Items:
☆ ☆ ☆ ☆ ☆ ☆ ☆
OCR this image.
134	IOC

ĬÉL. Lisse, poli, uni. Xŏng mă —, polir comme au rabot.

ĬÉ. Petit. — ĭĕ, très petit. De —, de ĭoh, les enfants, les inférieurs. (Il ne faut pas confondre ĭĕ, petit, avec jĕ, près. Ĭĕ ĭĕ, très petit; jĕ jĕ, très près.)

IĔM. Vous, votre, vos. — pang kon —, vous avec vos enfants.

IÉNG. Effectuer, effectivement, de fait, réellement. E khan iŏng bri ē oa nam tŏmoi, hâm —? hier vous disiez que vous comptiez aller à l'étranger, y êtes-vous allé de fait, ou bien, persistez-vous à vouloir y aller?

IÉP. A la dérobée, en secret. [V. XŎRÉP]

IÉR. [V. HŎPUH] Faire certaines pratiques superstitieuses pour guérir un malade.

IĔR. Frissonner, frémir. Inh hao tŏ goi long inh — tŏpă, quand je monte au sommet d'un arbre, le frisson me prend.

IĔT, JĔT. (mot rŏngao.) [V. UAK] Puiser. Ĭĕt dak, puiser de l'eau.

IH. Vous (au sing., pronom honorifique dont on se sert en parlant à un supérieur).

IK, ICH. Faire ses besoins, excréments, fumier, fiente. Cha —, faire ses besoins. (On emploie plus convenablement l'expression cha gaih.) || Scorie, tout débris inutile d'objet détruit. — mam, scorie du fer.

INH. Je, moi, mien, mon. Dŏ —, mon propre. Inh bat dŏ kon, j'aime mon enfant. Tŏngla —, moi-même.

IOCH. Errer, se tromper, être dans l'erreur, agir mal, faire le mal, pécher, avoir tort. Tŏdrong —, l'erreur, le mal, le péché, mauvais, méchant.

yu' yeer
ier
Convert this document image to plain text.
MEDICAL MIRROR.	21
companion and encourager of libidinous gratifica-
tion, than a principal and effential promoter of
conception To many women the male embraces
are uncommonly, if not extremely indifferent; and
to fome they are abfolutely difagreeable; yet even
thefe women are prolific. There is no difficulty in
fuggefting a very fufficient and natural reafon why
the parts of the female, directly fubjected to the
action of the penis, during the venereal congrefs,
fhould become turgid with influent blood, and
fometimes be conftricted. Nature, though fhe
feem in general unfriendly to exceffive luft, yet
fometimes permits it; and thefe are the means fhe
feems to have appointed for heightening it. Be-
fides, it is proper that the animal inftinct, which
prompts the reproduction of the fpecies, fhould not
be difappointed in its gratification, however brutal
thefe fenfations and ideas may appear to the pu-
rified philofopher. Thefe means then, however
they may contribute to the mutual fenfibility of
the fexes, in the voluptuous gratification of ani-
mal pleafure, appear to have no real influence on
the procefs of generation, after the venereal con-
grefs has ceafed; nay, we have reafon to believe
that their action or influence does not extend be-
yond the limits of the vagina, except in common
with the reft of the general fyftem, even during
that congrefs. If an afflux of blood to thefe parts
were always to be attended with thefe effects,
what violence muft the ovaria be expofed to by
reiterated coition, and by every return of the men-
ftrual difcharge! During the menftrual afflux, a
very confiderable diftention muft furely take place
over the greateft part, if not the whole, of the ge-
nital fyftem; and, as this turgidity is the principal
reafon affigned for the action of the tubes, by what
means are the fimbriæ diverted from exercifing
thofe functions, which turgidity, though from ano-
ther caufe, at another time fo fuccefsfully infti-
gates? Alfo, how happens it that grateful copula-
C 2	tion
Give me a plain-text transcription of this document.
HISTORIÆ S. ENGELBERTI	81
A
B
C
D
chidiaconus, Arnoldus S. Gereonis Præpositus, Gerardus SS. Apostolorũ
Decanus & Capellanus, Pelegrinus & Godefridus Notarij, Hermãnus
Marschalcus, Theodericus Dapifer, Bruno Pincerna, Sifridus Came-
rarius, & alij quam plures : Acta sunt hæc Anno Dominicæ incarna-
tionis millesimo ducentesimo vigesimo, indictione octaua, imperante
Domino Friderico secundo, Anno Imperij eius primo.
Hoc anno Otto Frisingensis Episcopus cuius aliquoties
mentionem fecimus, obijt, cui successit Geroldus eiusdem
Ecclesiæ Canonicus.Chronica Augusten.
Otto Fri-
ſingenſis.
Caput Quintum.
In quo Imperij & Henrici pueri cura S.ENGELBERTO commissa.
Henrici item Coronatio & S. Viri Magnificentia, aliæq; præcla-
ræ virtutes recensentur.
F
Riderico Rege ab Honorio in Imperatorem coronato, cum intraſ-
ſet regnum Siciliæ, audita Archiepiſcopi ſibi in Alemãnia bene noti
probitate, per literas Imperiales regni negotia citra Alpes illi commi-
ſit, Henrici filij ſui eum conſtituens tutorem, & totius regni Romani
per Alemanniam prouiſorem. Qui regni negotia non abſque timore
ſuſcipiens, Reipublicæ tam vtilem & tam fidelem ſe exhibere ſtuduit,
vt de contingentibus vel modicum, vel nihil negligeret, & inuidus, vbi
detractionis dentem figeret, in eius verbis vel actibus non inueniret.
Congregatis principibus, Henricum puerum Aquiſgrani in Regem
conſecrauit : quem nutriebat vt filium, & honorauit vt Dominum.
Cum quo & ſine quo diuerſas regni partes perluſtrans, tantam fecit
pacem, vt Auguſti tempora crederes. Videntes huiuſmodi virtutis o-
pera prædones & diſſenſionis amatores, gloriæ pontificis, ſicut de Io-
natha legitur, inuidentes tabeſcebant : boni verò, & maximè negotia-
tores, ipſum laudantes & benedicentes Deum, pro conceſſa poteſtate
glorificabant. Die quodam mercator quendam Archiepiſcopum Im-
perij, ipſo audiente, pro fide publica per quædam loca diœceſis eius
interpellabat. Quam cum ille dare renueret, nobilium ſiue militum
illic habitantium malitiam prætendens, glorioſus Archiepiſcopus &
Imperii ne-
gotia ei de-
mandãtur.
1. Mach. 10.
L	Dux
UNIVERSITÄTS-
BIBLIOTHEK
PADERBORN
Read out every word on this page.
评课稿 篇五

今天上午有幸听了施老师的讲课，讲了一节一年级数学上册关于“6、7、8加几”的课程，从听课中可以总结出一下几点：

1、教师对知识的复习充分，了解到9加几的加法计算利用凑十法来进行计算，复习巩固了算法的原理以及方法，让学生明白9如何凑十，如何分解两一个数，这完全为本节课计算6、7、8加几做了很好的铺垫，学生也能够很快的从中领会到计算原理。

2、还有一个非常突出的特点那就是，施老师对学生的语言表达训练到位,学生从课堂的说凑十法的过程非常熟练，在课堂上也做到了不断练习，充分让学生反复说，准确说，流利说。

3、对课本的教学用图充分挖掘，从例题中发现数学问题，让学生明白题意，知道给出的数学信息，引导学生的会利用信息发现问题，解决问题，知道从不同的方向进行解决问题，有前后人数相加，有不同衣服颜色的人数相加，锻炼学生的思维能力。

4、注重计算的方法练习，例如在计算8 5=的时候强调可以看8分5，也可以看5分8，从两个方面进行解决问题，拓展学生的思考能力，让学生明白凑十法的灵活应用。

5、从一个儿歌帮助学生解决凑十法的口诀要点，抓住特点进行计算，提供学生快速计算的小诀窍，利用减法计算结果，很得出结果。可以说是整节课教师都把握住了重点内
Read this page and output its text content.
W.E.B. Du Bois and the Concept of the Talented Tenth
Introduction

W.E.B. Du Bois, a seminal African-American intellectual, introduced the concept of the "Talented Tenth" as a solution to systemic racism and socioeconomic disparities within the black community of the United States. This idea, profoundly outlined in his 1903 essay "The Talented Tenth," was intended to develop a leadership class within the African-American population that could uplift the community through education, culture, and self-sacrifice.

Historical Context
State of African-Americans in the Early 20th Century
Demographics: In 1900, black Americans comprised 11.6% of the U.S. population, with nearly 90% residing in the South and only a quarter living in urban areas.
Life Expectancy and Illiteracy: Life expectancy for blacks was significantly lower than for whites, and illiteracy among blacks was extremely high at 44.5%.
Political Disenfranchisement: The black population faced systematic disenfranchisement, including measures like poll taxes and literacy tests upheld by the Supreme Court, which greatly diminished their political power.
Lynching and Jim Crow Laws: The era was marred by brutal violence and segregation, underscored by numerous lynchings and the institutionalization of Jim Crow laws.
☆ ☆ ☆ ☆ ☆ ☆ ☆
Aim: Where a line of the records above holds the word "venereal", copy that line.

Written response:
action of the penis, during the venereal congrefs,
the procefs of generation, after the venereal con-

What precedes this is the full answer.